— Start of Task material —

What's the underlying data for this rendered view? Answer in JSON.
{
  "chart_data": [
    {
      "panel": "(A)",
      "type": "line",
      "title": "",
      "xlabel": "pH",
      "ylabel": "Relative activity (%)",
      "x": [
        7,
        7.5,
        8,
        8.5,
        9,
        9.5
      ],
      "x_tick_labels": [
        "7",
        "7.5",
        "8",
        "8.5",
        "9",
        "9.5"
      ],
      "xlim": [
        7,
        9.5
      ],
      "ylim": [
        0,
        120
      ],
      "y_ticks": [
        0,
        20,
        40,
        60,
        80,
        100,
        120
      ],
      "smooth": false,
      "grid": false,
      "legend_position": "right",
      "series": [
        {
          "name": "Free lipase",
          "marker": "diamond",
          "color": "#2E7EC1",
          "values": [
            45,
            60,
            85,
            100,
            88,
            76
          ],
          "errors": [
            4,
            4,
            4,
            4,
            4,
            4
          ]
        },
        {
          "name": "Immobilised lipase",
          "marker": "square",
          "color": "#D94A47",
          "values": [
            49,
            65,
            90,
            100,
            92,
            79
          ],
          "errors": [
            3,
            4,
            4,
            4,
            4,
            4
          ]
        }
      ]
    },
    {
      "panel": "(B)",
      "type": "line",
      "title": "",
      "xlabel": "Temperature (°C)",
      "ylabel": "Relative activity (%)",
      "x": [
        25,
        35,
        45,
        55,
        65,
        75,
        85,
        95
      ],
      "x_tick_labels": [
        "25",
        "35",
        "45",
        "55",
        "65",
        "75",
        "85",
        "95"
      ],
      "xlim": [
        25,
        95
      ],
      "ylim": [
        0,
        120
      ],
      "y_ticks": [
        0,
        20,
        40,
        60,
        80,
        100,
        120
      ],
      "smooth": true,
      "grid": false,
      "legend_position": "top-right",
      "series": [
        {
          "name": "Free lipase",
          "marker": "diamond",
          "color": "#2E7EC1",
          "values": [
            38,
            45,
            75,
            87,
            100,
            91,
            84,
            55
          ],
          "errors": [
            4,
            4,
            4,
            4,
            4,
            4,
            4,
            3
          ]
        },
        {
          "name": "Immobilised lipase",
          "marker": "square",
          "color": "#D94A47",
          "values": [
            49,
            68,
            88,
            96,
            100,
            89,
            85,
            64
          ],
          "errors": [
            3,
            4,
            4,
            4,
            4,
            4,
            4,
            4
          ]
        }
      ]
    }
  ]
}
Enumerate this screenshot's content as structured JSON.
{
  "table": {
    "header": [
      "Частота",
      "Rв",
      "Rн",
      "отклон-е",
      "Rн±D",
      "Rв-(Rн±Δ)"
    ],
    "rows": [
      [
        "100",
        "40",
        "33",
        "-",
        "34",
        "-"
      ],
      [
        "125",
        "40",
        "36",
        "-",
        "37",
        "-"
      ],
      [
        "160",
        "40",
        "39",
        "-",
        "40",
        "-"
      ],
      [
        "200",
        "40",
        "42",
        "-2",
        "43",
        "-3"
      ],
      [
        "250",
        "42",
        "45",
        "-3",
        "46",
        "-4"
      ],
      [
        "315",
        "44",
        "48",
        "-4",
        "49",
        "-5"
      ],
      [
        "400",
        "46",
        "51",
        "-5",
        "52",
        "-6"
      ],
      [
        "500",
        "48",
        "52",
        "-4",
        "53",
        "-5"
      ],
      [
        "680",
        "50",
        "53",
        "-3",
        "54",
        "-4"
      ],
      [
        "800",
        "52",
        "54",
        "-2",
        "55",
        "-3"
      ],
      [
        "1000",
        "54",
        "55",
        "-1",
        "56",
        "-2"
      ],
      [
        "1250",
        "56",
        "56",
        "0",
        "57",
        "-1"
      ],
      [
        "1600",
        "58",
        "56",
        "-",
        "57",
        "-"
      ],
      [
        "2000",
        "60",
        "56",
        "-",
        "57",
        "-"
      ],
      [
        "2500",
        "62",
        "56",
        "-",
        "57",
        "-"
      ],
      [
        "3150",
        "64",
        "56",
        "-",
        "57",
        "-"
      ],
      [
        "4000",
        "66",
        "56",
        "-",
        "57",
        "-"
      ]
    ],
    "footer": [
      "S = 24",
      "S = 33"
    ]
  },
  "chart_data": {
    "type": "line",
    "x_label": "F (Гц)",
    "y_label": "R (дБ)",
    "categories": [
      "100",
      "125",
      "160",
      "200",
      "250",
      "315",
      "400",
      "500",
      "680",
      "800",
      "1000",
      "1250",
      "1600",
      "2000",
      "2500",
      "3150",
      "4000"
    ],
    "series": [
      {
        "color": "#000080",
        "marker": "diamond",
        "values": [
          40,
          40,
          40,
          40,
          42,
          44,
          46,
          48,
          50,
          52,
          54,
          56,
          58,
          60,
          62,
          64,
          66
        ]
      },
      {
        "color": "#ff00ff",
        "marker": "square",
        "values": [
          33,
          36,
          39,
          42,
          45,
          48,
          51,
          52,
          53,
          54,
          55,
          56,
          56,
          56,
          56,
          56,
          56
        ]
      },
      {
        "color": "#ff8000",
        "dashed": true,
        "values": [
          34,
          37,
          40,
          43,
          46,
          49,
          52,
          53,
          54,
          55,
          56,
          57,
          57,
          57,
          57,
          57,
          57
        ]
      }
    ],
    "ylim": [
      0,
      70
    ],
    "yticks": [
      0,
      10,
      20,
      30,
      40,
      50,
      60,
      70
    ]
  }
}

— End of Task material —

Write out every record shown above, word for word.

What's the underlying data for this rendered view? Answer in JSON.
{
  "chart_data": [
    {
      "panel": "(A)",
      "type": "line",
      "title": "",
      "xlabel": "pH",
      "ylabel": "Relative activity (%)",
      "x": [
        7,
        7.5,
        8,
        8.5,
        9,
        9.5
      ],
      "x_tick_labels": [
        "7",
        "7.5",
        "8",
        "8.5",
        "9",
        "9.5"
      ],
      "xlim": [
        7,
        9.5
      ],
      "ylim": [
        0,
        120
      ],
      "y_ticks": [
        0,
        20,
        40,
        60,
        80,
        100,
        120
      ],
      "smooth": false,
      "grid": false,
      "legend_position": "right",
      "series": [
        {
          "name": "Free lipase",
          "marker": "diamond",
          "color": "#2E7EC1",
          "values": [
            45,
            60,
            85,
            100,
            88,
            76
          ],
          "errors": [
            4,
            4,
            4,
            4,
            4,
            4
          ]
        },
        {
          "name": "Immobilised lipase",
          "marker": "square",
          "color": "#D94A47",
          "values": [
            49,
            65,
            90,
            100,
            92,
            79
          ],
          "errors": [
            3,
            4,
            4,
            4,
            4,
            4
          ]
        }
      ]
    },
    {
      "panel": "(B)",
      "type": "line",
      "title": "",
      "xlabel": "Temperature (°C)",
      "ylabel": "Relative activity (%)",
      "x": [
        25,
        35,
        45,
        55,
        65,
        75,
        85,
        95
      ],
      "x_tick_labels": [
        "25",
        "35",
        "45",
        "55",
        "65",
        "75",
        "85",
        "95"
      ],
      "xlim": [
        25,
        95
      ],
      "ylim": [
        0,
        120
      ],
      "y_ticks": [
        0,
        20,
        40,
        60,
        80,
        100,
        120
      ],
      "smooth": true,
      "grid": false,
      "legend_position": "top-right",
      "series": [
        {
          "name": "Free lipase",
          "marker": "diamond",
          "color": "#2E7EC1",
          "values": [
            38,
            45,
            75,
            87,
            100,
            91,
            84,
            55
          ],
          "errors": [
            4,
            4,
            4,
            4,
            4,
            4,
            4,
            3
          ]
        },
        {
          "name": "Immobilised lipase",
          "marker": "square",
          "color": "#D94A47",
          "values": [
            49,
            68,
            88,
            96,
            100,
            89,
            85,
            64
          ],
          "errors": [
            3,
            4,
            4,
            4,
            4,
            4,
            4,
            4
          ]
        }
      ]
    }
  ]
}
Enumerate this screenshot's content as structured JSON.
{
  "table": {
    "header": [
      "Частота",
      "Rв",
      "Rн",
      "отклон-е",
      "Rн±D",
      "Rв-(Rн±Δ)"
    ],
    "rows": [
      [
        "100",
        "40",
        "33",
        "-",
        "34",
        "-"
      ],
      [
        "125",
        "40",
        "36",
        "-",
        "37",
        "-"
      ],
      [
        "160",
        "40",
        "39",
        "-",
        "40",
        "-"
      ],
      [
        "200",
        "40",
        "42",
        "-2",
        "43",
        "-3"
      ],
      [
        "250",
        "42",
        "45",
        "-3",
        "46",
        "-4"
      ],
      [
        "315",
        "44",
        "48",
        "-4",
        "49",
        "-5"
      ],
      [
        "400",
        "46",
        "51",
        "-5",
        "52",
        "-6"
      ],
      [
        "500",
        "48",
        "52",
        "-4",
        "53",
        "-5"
      ],
      [
        "680",
        "50",
        "53",
        "-3",
        "54",
        "-4"
      ],
      [
        "800",
        "52",
        "54",
        "-2",
        "55",
        "-3"
      ],
      [
        "1000",
        "54",
        "55",
        "-1",
        "56",
        "-2"
      ],
      [
        "1250",
        "56",
        "56",
        "0",
        "57",
        "-1"
      ],
      [
        "1600",
        "58",
        "56",
        "-",
        "57",
        "-"
      ],
      [
        "2000",
        "60",
        "56",
        "-",
        "57",
        "-"
      ],
      [
        "2500",
        "62",
        "56",
        "-",
        "57",
        "-"
      ],
      [
        "3150",
        "64",
        "56",
        "-",
        "57",
        "-"
      ],
      [
        "4000",
        "66",
        "56",
        "-",
        "57",
        "-"
      ]
    ],
    "footer": [
      "S = 24",
      "S = 33"
    ]
  },
  "chart_data": {
    "type": "line",
    "x_label": "F (Гц)",
    "y_label": "R (дБ)",
    "categories": [
      "100",
      "125",
      "160",
      "200",
      "250",
      "315",
      "400",
      "500",
      "680",
      "800",
      "1000",
      "1250",
      "1600",
      "2000",
      "2500",
      "3150",
      "4000"
    ],
    "series": [
      {
        "color": "#000080",
        "marker": "diamond",
        "values": [
          40,
          40,
          40,
          40,
          42,
          44,
          46,
          48,
          50,
          52,
          54,
          56,
          58,
          60,
          62,
          64,
          66
        ]
      },
      {
        "color": "#ff00ff",
        "marker": "square",
        "values": [
          33,
          36,
          39,
          42,
          45,
          48,
          51,
          52,
          53,
          54,
          55,
          56,
          56,
          56,
          56,
          56,
          56
        ]
      },
      {
        "color": "#ff8000",
        "dashed": true,
        "values": [
          34,
          37,
          40,
          43,
          46,
          49,
          52,
          53,
          54,
          55,
          56,
          57,
          57,
          57,
          57,
          57,
          57
        ]
      }
    ],
    "ylim": [
      0,
      70
    ],
    "yticks": [
      0,
      10,
      20,
      30,
      40,
      50,
      60,
      70
    ]
  }
}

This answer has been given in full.